> Trecho citado:
- - - - - - -
Parece-me que a criança percebe a situação de injustiça, de inferiorização e falta

de liberdade em que o feminino é submetido nessa história. Essa identificação, de que o

lugar no cercado não era um lugar bom de ficar e, portanto, não era um lugar justo, é

talvez o segundo aspecto a destacar nas análises das falas infantis sobre essa história. As

posições de sujeito foram percebidas pelas crianças; os elefantinhos podiam brincar,

elas não. As crianças chegam também a perceber, através da personagem Margarida42,

que é possível subverter as imposições aos investimentos disciplinatórios feitos para o

controle dos corpos.

Desde muito jovens as meninas aprendem a ocupar um espaço pessoal bastante

limitado, onde posições e gestos são controlados e disciplinados para garantir um

comportamento que contraste com o seu outro – o masculino. Foi destaque das falas

infantis que elas tinham que se submeter às normas enquanto eles podiam usufruir de

uma vida mais livre. Dessa maneira, foi possível estabelecer um paralelo entre as

formas de educação entre meninos e meninas, que ainda hoje podem ser observadas,

embora com matizes diferentes.
- - - - - - -
> Conjunto de tarefas:
A - No trecho citado, qual personagem mostra às crianças que é possível subverter as imposições feitas para o controle dos corpos?
B - Transcreva literalmente tudo o que vai de "de liberdade em" até "controle dos corpos." no trecho citado.
As entradas não têm relação com o trecho citado.

> Entradas de dados armazenadas:
- - - - - - -
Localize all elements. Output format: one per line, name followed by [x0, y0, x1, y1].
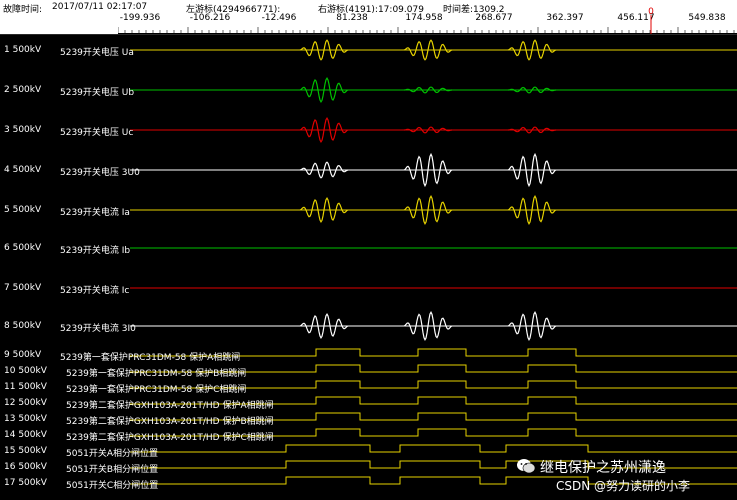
time-tick-label: -199.936 — [119, 13, 161, 23]
channel-index: 12 500kV — [4, 398, 47, 408]
watermark-title: 继电保护之苏州潇逸 — [540, 460, 666, 476]
channel-index: 16 500kV — [4, 462, 47, 472]
channel-index: 2 500kV — [4, 85, 42, 95]
channel-index: 3 500kV — [4, 125, 42, 135]
channel-index: 17 500kV — [4, 478, 47, 488]
channel-index: 4 500kV — [4, 165, 42, 175]
time-tick-label: 268.677 — [475, 13, 513, 23]
channel-index: 5 500kV — [4, 205, 42, 215]
digital-trace — [130, 444, 737, 453]
channel-index: 13 500kV — [4, 414, 47, 424]
channel-index: 14 500kV — [4, 430, 47, 440]
cursor-info-bar: 故障时间: 2017/07/11 02:17:07 左游标(4294966771… — [0, 0, 737, 35]
channel-name: 5239开关电压 Uc — [60, 128, 134, 138]
channel-index: 7 500kV — [4, 283, 42, 293]
channel-index: 1 500kV — [4, 45, 42, 55]
fault-time-value: 2017/07/11 02:17:07 — [52, 2, 148, 12]
channel-name: 5239第二套保护GXH103A-201T/HD 保护B相跳闸 — [66, 417, 274, 427]
time-tick-label: 549.838 — [688, 13, 726, 23]
time-tick-label: 174.958 — [405, 13, 443, 23]
channel-index: 15 500kV — [4, 446, 47, 456]
waveform-panel[interactable]: 1 500kV 5239开关电压 Ua 2 500kV 5239开关电压 Ub 3 50… — [0, 34, 737, 500]
channel-name: 5239第二套保护GXH103A-201T/HD 保护C相跳闸 — [66, 433, 274, 443]
time-tick-label: 362.397 — [546, 13, 584, 23]
watermark-credit: CSDN @努力读研的小李 — [556, 479, 691, 493]
time-tick-label: 81.238 — [336, 13, 368, 23]
channel-name: 5239第一套保护PRC31DM-58 保护A相跳闸 — [60, 353, 241, 363]
fault-time-label: 故障时间: — [3, 5, 43, 15]
channel-index: 11 500kV — [4, 382, 47, 392]
channel-index: 9 500kV — [4, 350, 42, 360]
time-tick-label: -12.496 — [261, 13, 297, 23]
channel-name: 5239开关电压 3U0 — [60, 168, 140, 178]
channel-name: 5239第一套保护PRC31DM-58 保护C相跳闸 — [66, 385, 247, 395]
time-cursor-handle[interactable]: 0 — [645, 5, 657, 35]
channel-index: 10 500kV — [4, 366, 47, 376]
channel-name: 5239开关电流 Ic — [60, 286, 130, 296]
channel-name: 5239开关电压 Ua — [60, 48, 134, 58]
channel-name: 5051开关A相分闸位置 — [66, 449, 159, 459]
channel-name: 5051开关B相分闸位置 — [66, 465, 159, 475]
channel-name: 5239开关电流 Ib — [60, 246, 131, 256]
channel-name: 5239开关电流 3I0 — [60, 324, 136, 334]
channel-index: 8 500kV — [4, 321, 42, 331]
wechat-icon — [517, 459, 536, 474]
channel-name: 5239第一套保护PRC31DM-58 保护B相跳闸 — [66, 369, 247, 379]
channel-index: 6 500kV — [4, 243, 42, 253]
time-tick-label: -106.216 — [189, 13, 231, 23]
channel-name: 5051开关C相分闸位置 — [66, 481, 159, 491]
channel-name: 5239开关电流 Ia — [60, 208, 130, 218]
channel-name: 5239第二套保护GXH103A-201T/HD 保护A相跳闸 — [66, 401, 274, 411]
channel-name: 5239开关电压 Ub — [60, 88, 135, 98]
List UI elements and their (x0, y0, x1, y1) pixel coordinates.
- - - - - - -
> Resultados do exercício:
A - A personagem Margarida.

B -
de liberdade em que o feminino é submetido nessa história. Essa identificação, de que o

lugar no cercado não era um lugar bom de ficar e, portanto, não era um lugar justo, é

talvez o segundo aspecto a destacar nas análises das falas infantis sobre essa história. As

posições de sujeito foram percebidas pelas crianças; os elefantinhos podiam brincar,

elas não. As crianças chegam também a perceber, através da personagem Margarida42,

que é possível subverter as imposições aos investimentos disciplinatórios feitos para o

controle dos corpos.